Start of Material to process

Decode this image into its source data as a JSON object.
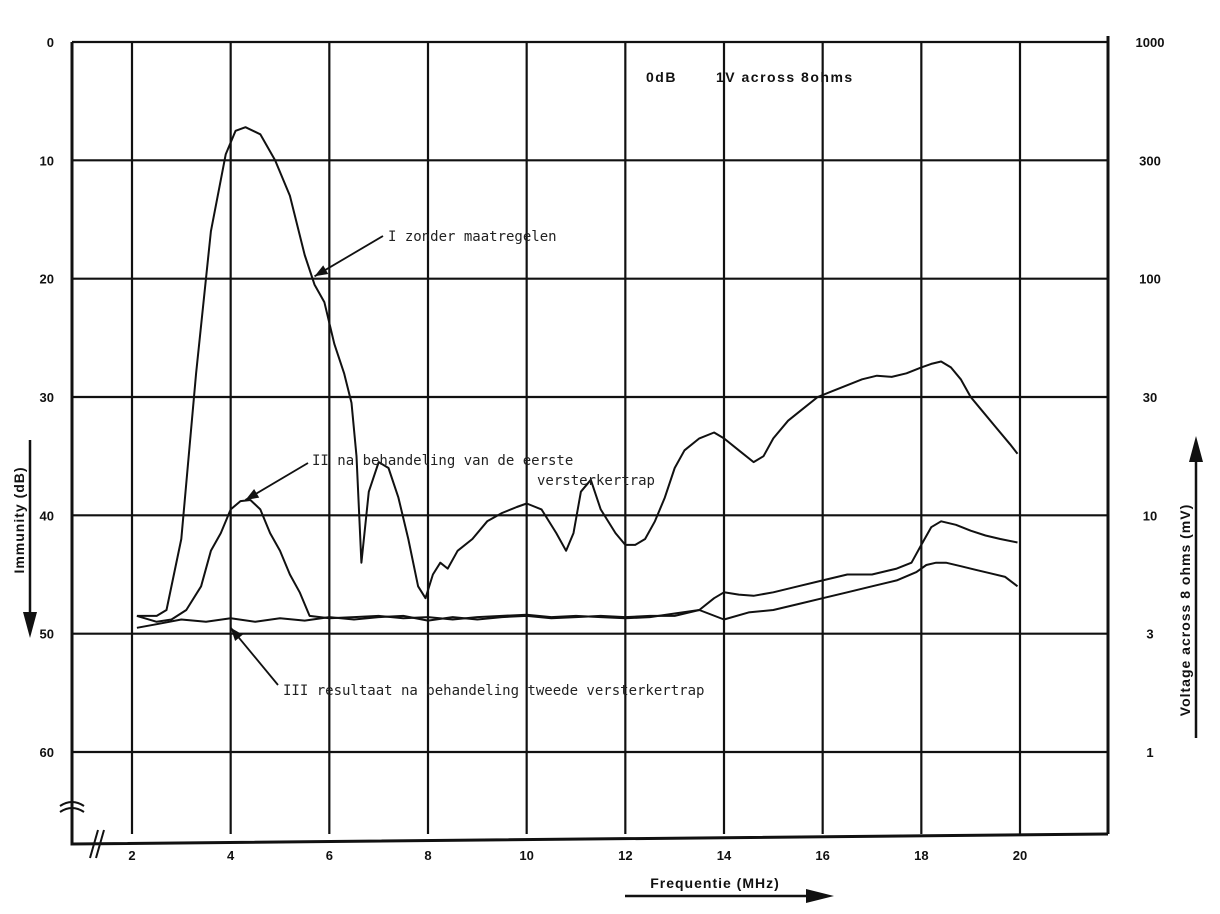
{
  "chart_data": {
    "type": "line",
    "title": "",
    "xlabel": "Frequentie (MHz)",
    "ylabel": "Immunity (dB)",
    "y2label": "Voltage across 8 ohms (mV)",
    "xlim": [
      2,
      22
    ],
    "ylim": [
      0,
      67
    ],
    "y_inverted": true,
    "grid": true,
    "x_ticks": [
      "2",
      "4",
      "6",
      "8",
      "10",
      "12",
      "14",
      "16",
      "18",
      "20"
    ],
    "y_ticks": [
      "0",
      "10",
      "20",
      "30",
      "40",
      "50",
      "60"
    ],
    "y2_ticks": [
      "1000",
      "300",
      "100",
      "30",
      "10",
      "3",
      "1"
    ],
    "y2_tick_positions_db": [
      0,
      10,
      20,
      30,
      40,
      50,
      60
    ],
    "note": {
      "left": "0dB",
      "right": "1V across 8ohms"
    },
    "annotations": [
      {
        "label": "I  zonder maatregelen",
        "lines": [
          "I  zonder maatregelen"
        ],
        "target": [
          5.7,
          19.8
        ]
      },
      {
        "label": "II  na behandeling van de eerste versterkertrap",
        "lines": [
          "II  na behandeling van de eerste",
          "versterkertrap"
        ],
        "target": [
          4.3,
          38.7
        ]
      },
      {
        "label": "III  resultaat na behandeling tweede versterkertrap",
        "lines": [
          "III  resultaat na behandeling tweede versterkertrap"
        ],
        "target": [
          4.0,
          49.5
        ]
      }
    ],
    "series": [
      {
        "x": [
          2.1,
          2.5,
          2.7,
          3.0,
          3.3,
          3.6,
          3.9,
          4.1,
          4.3,
          4.6,
          4.9,
          5.2,
          5.5,
          5.7,
          5.9,
          6.1,
          6.3,
          6.45,
          6.55,
          6.65,
          6.8,
          7.0,
          7.2,
          7.4,
          7.6,
          7.8,
          7.95,
          8.1,
          8.25,
          8.4,
          8.6,
          8.9,
          9.2,
          9.5,
          9.8,
          10.0,
          10.3,
          10.6,
          10.8,
          10.95,
          11.1,
          11.3,
          11.5,
          11.8,
          12.0,
          12.2,
          12.4,
          12.6,
          12.8,
          13.0,
          13.2,
          13.5,
          13.8,
          14.0,
          14.3,
          14.6,
          14.8,
          15.0,
          15.3,
          15.6,
          15.9,
          16.2,
          16.5,
          16.8,
          17.1,
          17.4,
          17.7,
          18.0,
          18.2,
          18.4,
          18.6,
          18.8,
          19.0,
          19.2,
          19.5,
          19.8,
          19.95
        ],
        "values": [
          48.5,
          48.5,
          48.0,
          42.0,
          28.0,
          16.0,
          9.5,
          7.5,
          7.2,
          7.8,
          10.0,
          13.0,
          18.0,
          20.5,
          22.0,
          25.5,
          28.0,
          30.5,
          35.0,
          44.0,
          38.0,
          35.5,
          36.0,
          38.5,
          42.0,
          46.0,
          47.0,
          45.0,
          44.0,
          44.5,
          43.0,
          42.0,
          40.5,
          39.8,
          39.3,
          39.0,
          39.5,
          41.5,
          43.0,
          41.5,
          38.0,
          37.0,
          39.5,
          41.5,
          42.5,
          42.5,
          42.0,
          40.5,
          38.5,
          36.0,
          34.5,
          33.5,
          33.0,
          33.5,
          34.5,
          35.5,
          35.0,
          33.5,
          32.0,
          31.0,
          30.0,
          29.5,
          29.0,
          28.5,
          28.2,
          28.3,
          28.0,
          27.5,
          27.2,
          27.0,
          27.5,
          28.5,
          30.0,
          31.0,
          32.5,
          34.0,
          34.8
        ]
      },
      {
        "x": [
          2.1,
          2.5,
          2.8,
          3.1,
          3.4,
          3.6,
          3.8,
          4.0,
          4.2,
          4.4,
          4.6,
          4.8,
          5.0,
          5.2,
          5.4,
          5.6,
          6.0,
          6.5,
          7.0,
          7.5,
          8.0,
          8.5,
          9.0,
          9.5,
          10.0,
          10.5,
          11.0,
          11.5,
          12.0,
          12.5,
          13.0,
          13.5,
          14.0,
          14.5,
          15.0,
          15.5,
          16.0,
          16.5,
          17.0,
          17.5,
          17.9,
          18.1,
          18.3,
          18.5,
          18.8,
          19.1,
          19.4,
          19.7,
          19.95
        ],
        "values": [
          48.5,
          49.0,
          48.8,
          48.0,
          46.0,
          43.0,
          41.5,
          39.5,
          38.8,
          38.7,
          39.5,
          41.5,
          43.0,
          45.0,
          46.5,
          48.5,
          48.7,
          48.6,
          48.5,
          48.7,
          48.6,
          48.8,
          48.6,
          48.5,
          48.4,
          48.6,
          48.5,
          48.6,
          48.7,
          48.6,
          48.3,
          48.0,
          48.8,
          48.2,
          48.0,
          47.5,
          47.0,
          46.5,
          46.0,
          45.5,
          44.8,
          44.2,
          44.0,
          44.0,
          44.3,
          44.6,
          44.9,
          45.2,
          46.0
        ]
      },
      {
        "x": [
          2.1,
          2.5,
          3.0,
          3.5,
          4.0,
          4.5,
          5.0,
          5.5,
          6.0,
          6.5,
          7.0,
          7.5,
          8.0,
          8.5,
          9.0,
          9.5,
          10.0,
          10.5,
          11.0,
          11.5,
          12.0,
          12.5,
          13.0,
          13.5,
          13.8,
          14.0,
          14.3,
          14.6,
          15.0,
          15.5,
          16.0,
          16.5,
          17.0,
          17.5,
          17.8,
          18.0,
          18.2,
          18.4,
          18.7,
          19.0,
          19.3,
          19.6,
          19.95
        ],
        "values": [
          49.5,
          49.2,
          48.8,
          49.0,
          48.7,
          49.0,
          48.7,
          48.9,
          48.6,
          48.8,
          48.6,
          48.5,
          48.9,
          48.6,
          48.8,
          48.6,
          48.5,
          48.7,
          48.6,
          48.5,
          48.6,
          48.5,
          48.5,
          48.0,
          47.0,
          46.5,
          46.7,
          46.8,
          46.5,
          46.0,
          45.5,
          45.0,
          45.0,
          44.5,
          44.0,
          42.5,
          41.0,
          40.5,
          40.8,
          41.3,
          41.7,
          42.0,
          42.3
        ]
      }
    ]
  }
}
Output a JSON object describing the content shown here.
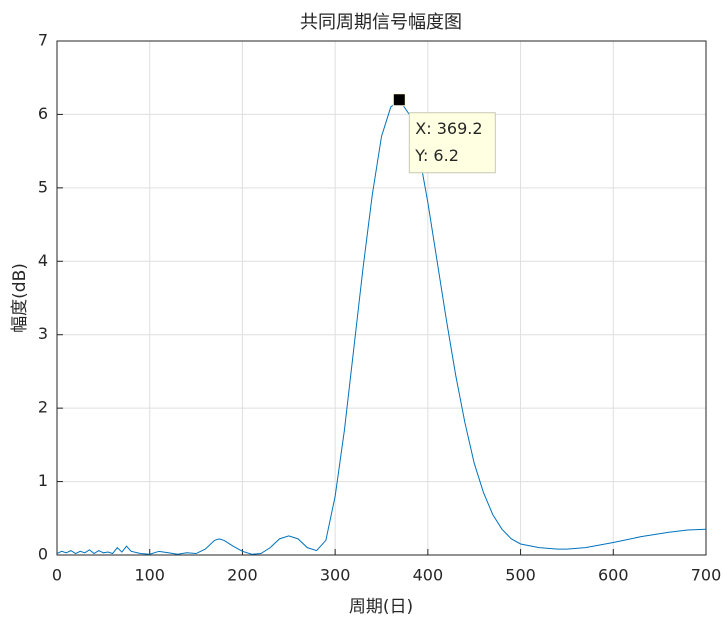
{
  "chart_data": {
    "type": "line",
    "title": "共同周期信号幅度图",
    "xlabel": "周期(日)",
    "ylabel": "幅度(dB)",
    "x": [
      0,
      5,
      10,
      15,
      20,
      25,
      30,
      35,
      40,
      45,
      50,
      55,
      60,
      65,
      70,
      75,
      80,
      90,
      100,
      110,
      120,
      130,
      140,
      150,
      160,
      170,
      175,
      180,
      190,
      200,
      210,
      220,
      230,
      240,
      250,
      260,
      270,
      280,
      290,
      300,
      310,
      320,
      330,
      340,
      350,
      360,
      369.2,
      380,
      390,
      400,
      410,
      420,
      430,
      440,
      450,
      460,
      470,
      480,
      490,
      500,
      520,
      540,
      550,
      570,
      600,
      630,
      660,
      680,
      700
    ],
    "values": [
      0.02,
      0.05,
      0.03,
      0.06,
      0.02,
      0.05,
      0.03,
      0.07,
      0.02,
      0.06,
      0.03,
      0.04,
      0.02,
      0.1,
      0.04,
      0.12,
      0.05,
      0.02,
      0.01,
      0.05,
      0.03,
      0.01,
      0.03,
      0.02,
      0.08,
      0.2,
      0.22,
      0.2,
      0.12,
      0.05,
      0.01,
      0.02,
      0.1,
      0.22,
      0.26,
      0.22,
      0.1,
      0.06,
      0.2,
      0.8,
      1.7,
      2.8,
      3.9,
      4.9,
      5.7,
      6.1,
      6.2,
      6.0,
      5.5,
      4.8,
      4.0,
      3.2,
      2.45,
      1.8,
      1.25,
      0.85,
      0.55,
      0.35,
      0.22,
      0.15,
      0.1,
      0.08,
      0.08,
      0.1,
      0.17,
      0.25,
      0.31,
      0.34,
      0.35
    ],
    "color": "#0072bd",
    "xlim": [
      0,
      700
    ],
    "xticks": [
      0,
      100,
      200,
      300,
      400,
      500,
      600,
      700
    ],
    "ylim": [
      0,
      7
    ],
    "yticks": [
      0,
      1,
      2,
      3,
      4,
      5,
      6,
      7
    ],
    "grid": true,
    "datatip": {
      "x": 369.2,
      "y": 6.2,
      "labels": [
        "X: 369.2",
        "Y: 6.2"
      ]
    }
  }
}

End of Material to process

Aim ▸
Which lines contain "maatregelen"? Show each of them.

Complete answer ▸
        "label": "I  zonder maatregelen",
          "I  zonder maatregelen"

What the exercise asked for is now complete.